Identify and reproduce every line holding the string "Jerez".

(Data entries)
━━━━━━

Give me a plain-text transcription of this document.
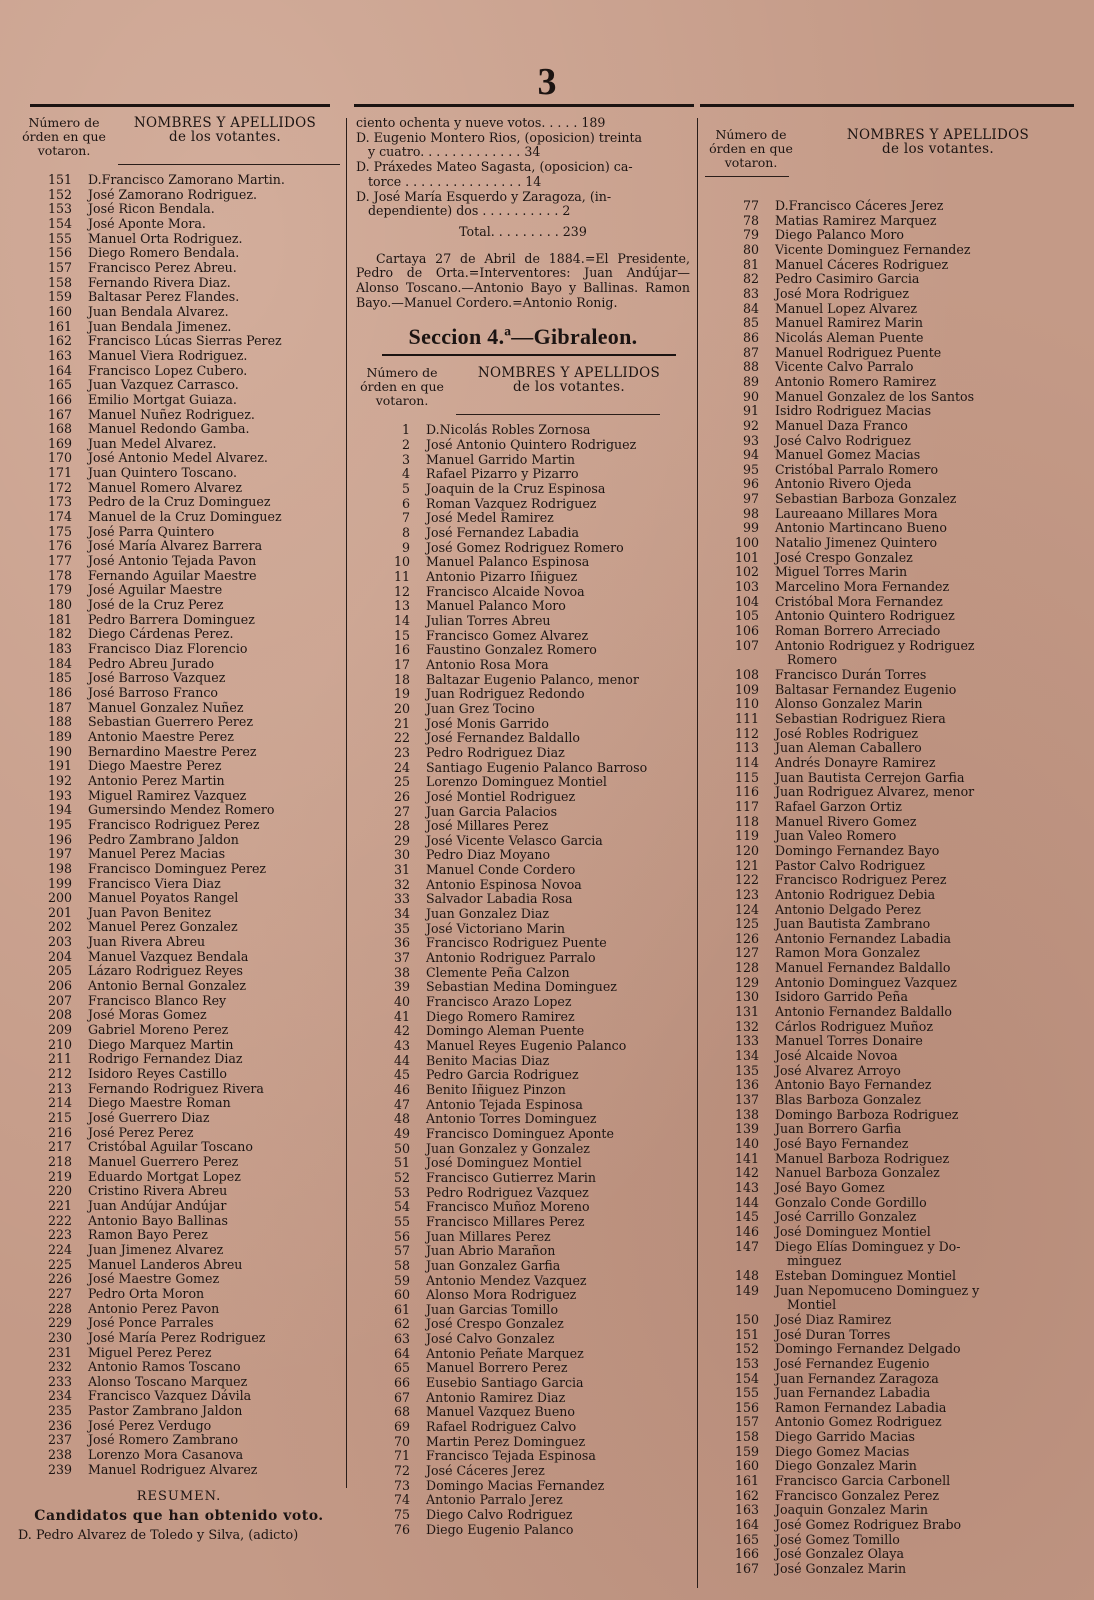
3
Número de
órden en que
votaron.
NOMBRES Y APELLIDOS
de los votantes.
151	D.Francisco Zamorano Martin.
152	José Zamorano Rodriguez.
153	José Ricon Bendala.
154	José Aponte Mora.
155	Manuel Orta Rodriguez.
156	Diego Romero Bendala.
157	Francisco Perez Abreu.
158	Fernando Rivera Diaz.
159	Baltasar Perez Flandes.
160	Juan Bendala Alvarez.
161	Juan Bendala Jimenez.
162	Francisco Lúcas Sierras Perez
163	Manuel Viera Rodriguez.
164	Francisco Lopez Cubero.
165	Juan Vazquez Carrasco.
166	Emilio Mortgat Guiaza.
167	Manuel Nuñez Rodriguez.
168	Manuel Redondo Gamba.
169	Juan Medel Alvarez.
170	José Antonio Medel Alvarez.
171	Juan Quintero Toscano.
172	Manuel Romero Alvarez
173	Pedro de la Cruz Dominguez
174	Manuel de la Cruz Dominguez
175	José Parra Quintero
176	José María Alvarez Barrera
177	José Antonio Tejada Pavon
178	Fernando Aguilar Maestre
179	José Aguilar Maestre
180	José de la Cruz Perez
181	Pedro Barrera Dominguez
182	Diego Cárdenas Perez.
183	Francisco Diaz Florencio
184	Pedro Abreu Jurado
185	José Barroso Vazquez
186	José Barroso Franco
187	Manuel Gonzalez Nuñez
188	Sebastian Guerrero Perez
189	Antonio Maestre Perez
190	Bernardino Maestre Perez
191	Diego Maestre Perez
192	Antonio Perez Martin
193	Miguel Ramirez Vazquez
194	Gumersindo Mendez Romero
195	Francisco Rodriguez Perez
196	Pedro Zambrano Jaldon
197	Manuel Perez Macias
198	Francisco Dominguez Perez
199	Francisco Viera Diaz
200	Manuel Poyatos Rangel
201	Juan Pavon Benitez
202	Manuel Perez Gonzalez
203	Juan Rivera Abreu
204	Manuel Vazquez Bendala
205	Lázaro Rodriguez Reyes
206	Antonio Bernal Gonzalez
207	Francisco Blanco Rey
208	José Moras Gomez
209	Gabriel Moreno Perez
210	Diego Marquez Martin
211	Rodrigo Fernandez Diaz
212	Isidoro Reyes Castillo
213	Fernando Rodriguez Rivera
214	Diego Maestre Roman
215	José Guerrero Diaz
216	José Perez Perez
217	Cristóbal Aguilar Toscano
218	Manuel Guerrero Perez
219	Eduardo Mortgat Lopez
220	Cristino Rivera Abreu
221	Juan Andújar Andújar
222	Antonio Bayo Ballinas
223	Ramon Bayo Perez
224	Juan Jimenez Alvarez
225	Manuel Landeros Abreu
226	José Maestre Gomez
227	Pedro Orta Moron
228	Antonio Perez Pavon
229	José Ponce Parrales
230	José María Perez Rodriguez
231	Miguel Perez Perez
232	Antonio Ramos Toscano
233	Alonso Toscano Marquez
234	Francisco Vazquez Dávila
235	Pastor Zambrano Jaldon
236	José Perez Verdugo
237	José Romero Zambrano
238	Lorenzo Mora Casanova
239	Manuel Rodriguez Alvarez
RESUMEN.
Candidatos que han obtenido voto.
D. Pedro Alvarez de Toledo y Silva, (adicto)

ciento ochenta y nueve votos. . . . . 189

D. Eugenio Montero Rios, (oposicion) treinta

y cuatro. . . . . . . . . . . . . 34

D. Práxedes Mateo Sagasta, (oposicion) ca-

torce . . . . . . . . . . . . . . . 14

D. José María Esquerdo y Zaragoza, (in-

dependiente) dos . . . . . . . . . . 2

Total. . . . . . . . . 239

Cartaya 27 de Abril de 1884.=El Presidente, Pedro de Orta.=Interventores: Juan Andújar—Alonso Toscano.—Antonio Bayo y Ballinas. Ramon Bayo.—Manuel Cordero.=Antonio Ronig.

Seccion 4.ª—Gibraleon.
Número de
órden en que
votaron.
NOMBRES Y APELLIDOS
de los votantes.
1	D.Nicolás Robles Zornosa
2	José Antonio Quintero Rodriguez
3	Manuel Garrido Martin
4	Rafael Pizarro y Pizarro
5	Joaquin de la Cruz Espinosa
6	Roman Vazquez Rodriguez
7	José Medel Ramirez
8	José Fernandez Labadia
9	José Gomez Rodriguez Romero
10	Manuel Palanco Espinosa
11	Antonio Pizarro Iñiguez
12	Francisco Alcaide Novoa
13	Manuel Palanco Moro
14	Julian Torres Abreu
15	Francisco Gomez Alvarez
16	Faustino Gonzalez Romero
17	Antonio Rosa Mora
18	Baltazar Eugenio Palanco, menor
19	Juan Rodriguez Redondo
20	Juan Grez Tocino
21	José Monis Garrido
22	José Fernandez Baldallo
23	Pedro Rodriguez Diaz
24	Santiago Eugenio Palanco Barroso
25	Lorenzo Dominguez Montiel
26	José Montiel Rodriguez
27	Juan Garcia Palacios
28	José Millares Perez
29	José Vicente Velasco Garcia
30	Pedro Diaz Moyano
31	Manuel Conde Cordero
32	Antonio Espinosa Novoa
33	Salvador Labadia Rosa
34	Juan Gonzalez Diaz
35	José Victoriano Marin
36	Francisco Rodriguez Puente
37	Antonio Rodriguez Parralo
38	Clemente Peña Calzon
39	Sebastian Medina Dominguez
40	Francisco Arazo Lopez
41	Diego Romero Ramirez
42	Domingo Aleman Puente
43	Manuel Reyes Eugenio Palanco
44	Benito Macias Diaz
45	Pedro Garcia Rodriguez
46	Benito Iñiguez Pinzon
47	Antonio Tejada Espinosa
48	Antonio Torres Dominguez
49	Francisco Dominguez Aponte
50	Juan Gonzalez y Gonzalez
51	José Dominguez Montiel
52	Francisco Gutierrez Marin
53	Pedro Rodriguez Vazquez
54	Francisco Muñoz Moreno
55	Francisco Millares Perez
56	Juan Millares Perez
57	Juan Abrio Marañon
58	Juan Gonzalez Garfia
59	Antonio Mendez Vazquez
60	Alonso Mora Rodriguez
61	Juan Garcias Tomillo
62	José Crespo Gonzalez
63	José Calvo Gonzalez
64	Antonio Peñate Marquez
65	Manuel Borrero Perez
66	Eusebio Santiago Garcia
67	Antonio Ramirez Diaz
68	Manuel Vazquez Bueno
69	Rafael Rodriguez Calvo
70	Martin Perez Dominguez
71	Francisco Tejada Espinosa
72	José Cáceres Jerez
73	Domingo Macias Fernandez
74	Antonio Parralo Jerez
75	Diego Calvo Rodriguez
76	Diego Eugenio Palanco
Número de
órden en que
votaron.
NOMBRES Y APELLIDOS
de los votantes.
77	D.Francisco Cáceres Jerez
78	Matias Ramirez Marquez
79	Diego Palanco Moro
80	Vicente Dominguez Fernandez
81	Manuel Cáceres Rodriguez
82	Pedro Casimiro Garcia
83	José Mora Rodriguez
84	Manuel Lopez Alvarez
85	Manuel Ramirez Marin
86	Nicolás Aleman Puente
87	Manuel Rodriguez Puente
88	Vicente Calvo Parralo
89	Antonio Romero Ramirez
90	Manuel Gonzalez de los Santos
91	Isidro Rodriguez Macias
92	Manuel Daza Franco
93	José Calvo Rodriguez
94	Manuel Gomez Macias
95	Cristóbal Parralo Romero
96	Antonio Rivero Ojeda
97	Sebastian Barboza Gonzalez
98	Laureaano Millares Mora
99	Antonio Martincano Bueno
100	Natalio Jimenez Quintero
101	José Crespo Gonzalez
102	Miguel Torres Marin
103	Marcelino Mora Fernandez
104	Cristóbal Mora Fernandez
105	Antonio Quintero Rodriguez
106	Roman Borrero Arreciado
107	Antonio Rodriguez y Rodriguez
Romero
108	Francisco Durán Torres
109	Baltasar Fernandez Eugenio
110	Alonso Gonzalez Marin
111	Sebastian Rodriguez Riera
112	José Robles Rodriguez
113	Juan Aleman Caballero
114	Andrés Donayre Ramirez
115	Juan Bautista Cerrejon Garfia
116	Juan Rodriguez Alvarez, menor
117	Rafael Garzon Ortiz
118	Manuel Rivero Gomez
119	Juan Valeo Romero
120	Domingo Fernandez Bayo
121	Pastor Calvo Rodriguez
122	Francisco Rodriguez Perez
123	Antonio Rodriguez Debia
124	Antonio Delgado Perez
125	Juan Bautista Zambrano
126	Antonio Fernandez Labadia
127	Ramon Mora Gonzalez
128	Manuel Fernandez Baldallo
129	Antonio Dominguez Vazquez
130	Isidoro Garrido Peña
131	Antonio Fernandez Baldallo
132	Cárlos Rodriguez Muñoz
133	Manuel Torres Donaire
134	José Alcaide Novoa
135	José Alvarez Arroyo
136	Antonio Bayo Fernandez
137	Blas Barboza Gonzalez
138	Domingo Barboza Rodriguez
139	Juan Borrero Garfia
140	José Bayo Fernandez
141	Manuel Barboza Rodriguez
142	Nanuel Barboza Gonzalez
143	José Bayo Gomez
144	Gonzalo Conde Gordillo
145	José Carrillo Gonzalez
146	José Dominguez Montiel
147	Diego Elías Dominguez y Do-
minguez
148	Esteban Dominguez Montiel
149	Juan Nepomuceno Dominguez y
Montiel
150	José Diaz Ramirez
151	José Duran Torres
152	Domingo Fernandez Delgado
153	José Fernandez Eugenio
154	Juan Fernandez Zaragoza
155	Juan Fernandez Labadia
156	Ramon Fernandez Labadia
157	Antonio Gomez Rodriguez
158	Diego Garrido Macias
159	Diego Gomez Macias
160	Diego Gonzalez Marin
161	Francisco Garcia Carbonell
162	Francisco Gonzalez Perez
163	Joaquin Gonzalez Marin
164	José Gomez Rodriguez Brabo
165	José Gomez Tomillo
166	José Gonzalez Olaya
167	José Gonzalez Marin
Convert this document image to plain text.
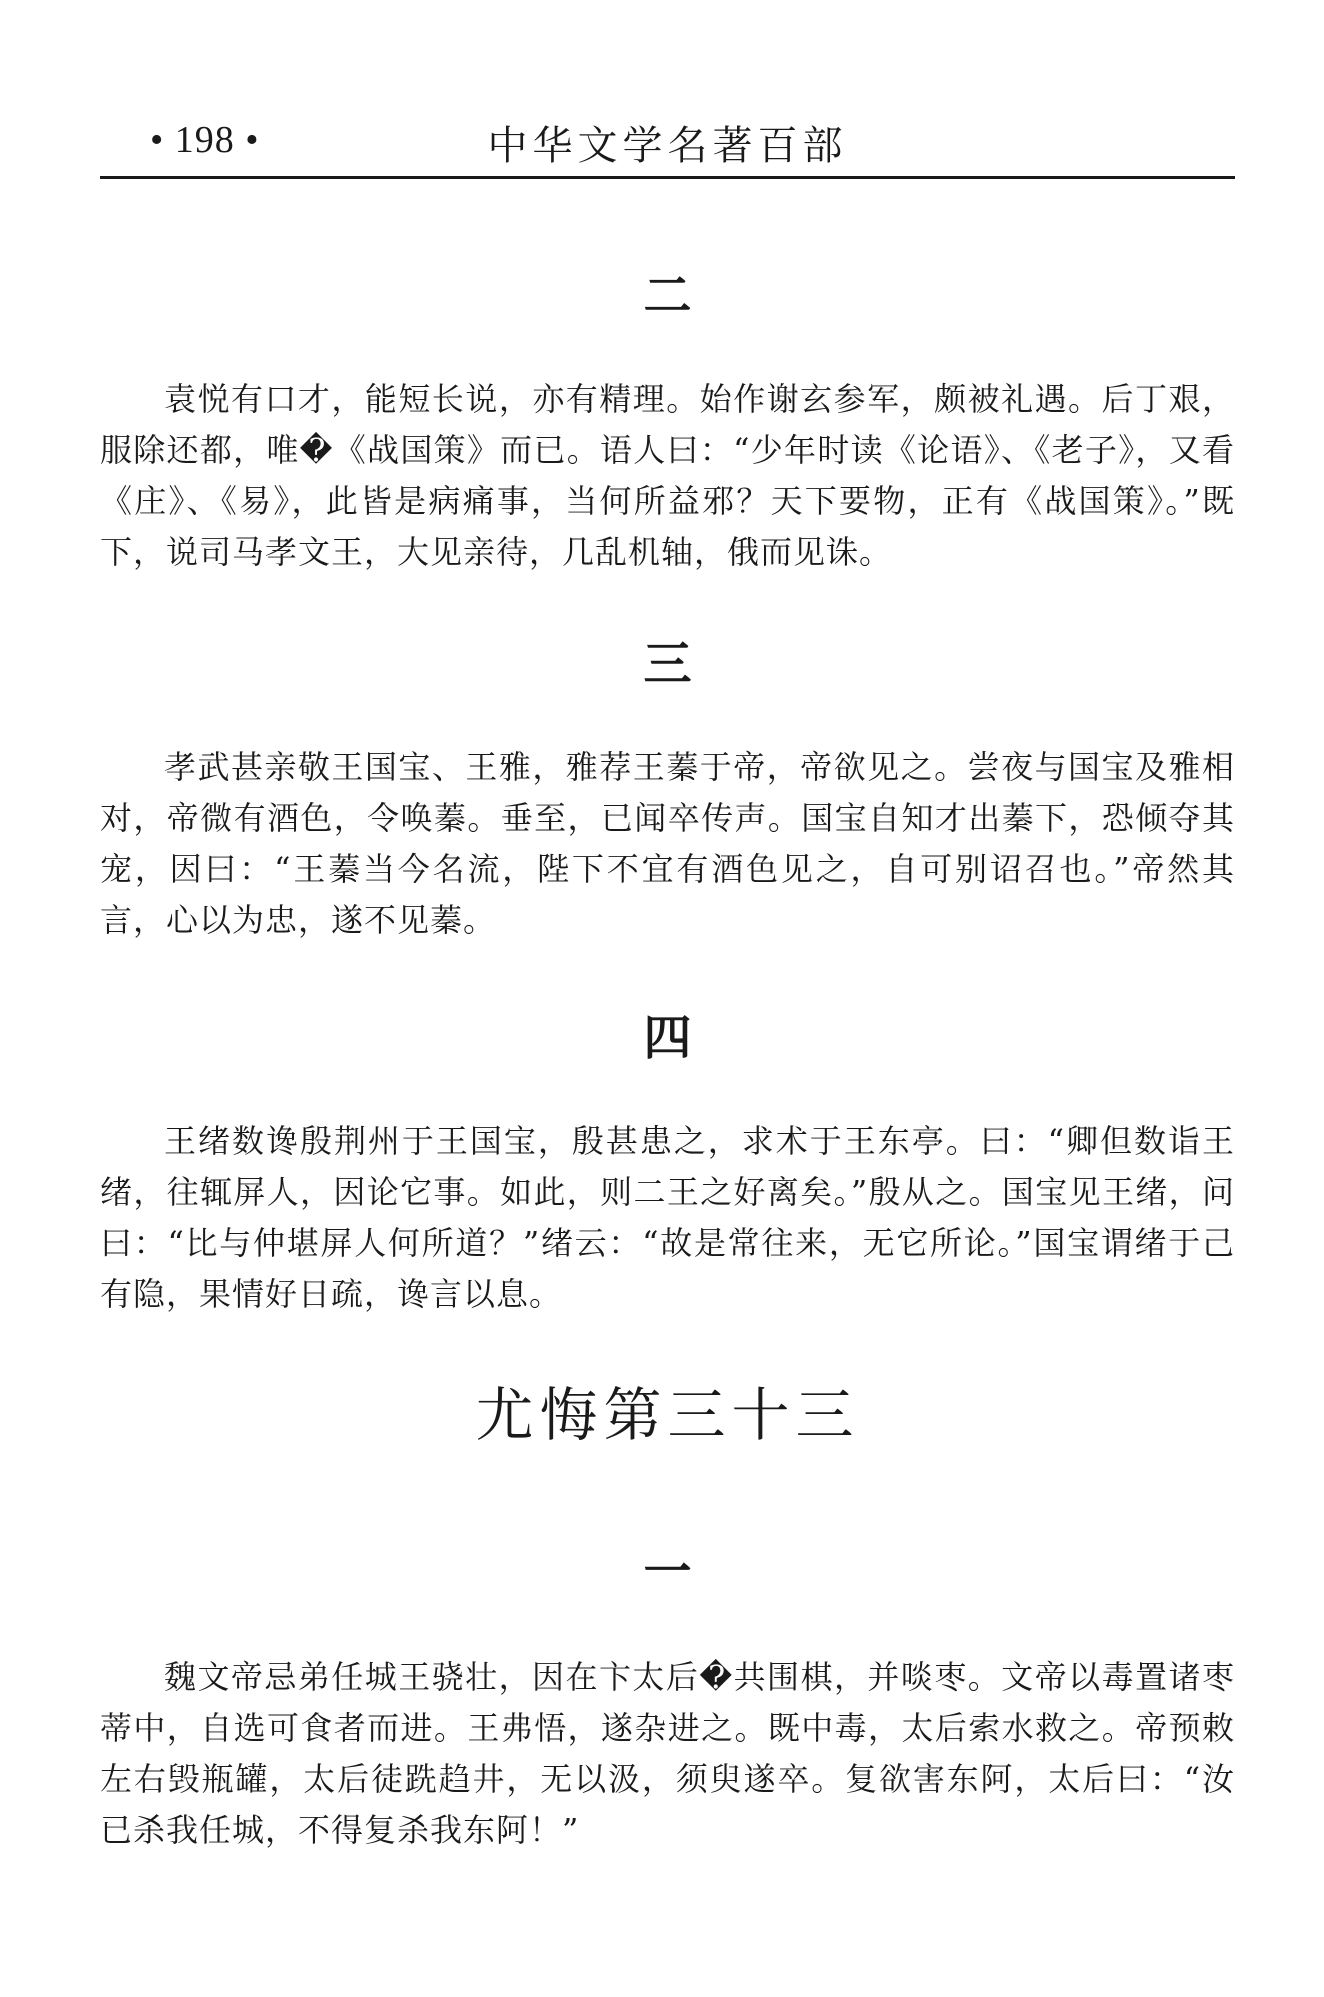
• 198 •	中华文学名著百部
二

袁悦有口才，能短长说，亦有精理。始作谢玄参军，颇被礼遇。后丁艰，服除还都，唯�《战国策》而已。语人曰：“少年时读《论语》、《老子》，又看《庄》、《易》，此皆是病痛事，当何所益邪？天下要物，正有《战国策》。”既下，说司马孝文王，大见亲待，几乱机轴，俄而见诛。

三

孝武甚亲敬王国宝、王雅，雅荐王蓁于帝，帝欲见之。尝夜与国宝及雅相对，帝微有酒色，令唤蓁。垂至，已闻卒传声。国宝自知才出蓁下，恐倾夺其宠，因曰：“王蓁当今名流，陛下不宜有酒色见之，自可别诏召也。”帝然其言，心以为忠，遂不见蓁。

四

王绪数谗殷荆州于王国宝，殷甚患之，求术于王东亭。曰：“卿但数诣王绪，往辄屏人，因论它事。如此，则二王之好离矣。”殷从之。国宝见王绪，问曰：“比与仲堪屏人何所道？”绪云：“故是常往来，无它所论。”国宝谓绪于己有隐，果情好日疏，谗言以息。

尤悔第三十三
一

魏文帝忌弟任城王骁壮，因在卞太后�共围棋，并啖枣。文帝以毒置诸枣蒂中，自选可食者而进。王弗悟，遂杂进之。既中毒，太后索水救之。帝预敕左右毁瓶罐，太后徒跣趋井，无以汲，须臾遂卒。复欲害东阿，太后曰：“汝已杀我任城，不得复杀我东阿！”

━━━━━━

◆ **Reply**:
72	José Cáceres Jerez
74	Antonio Parralo Jerez
77	D.Francisco Cáceres Jerez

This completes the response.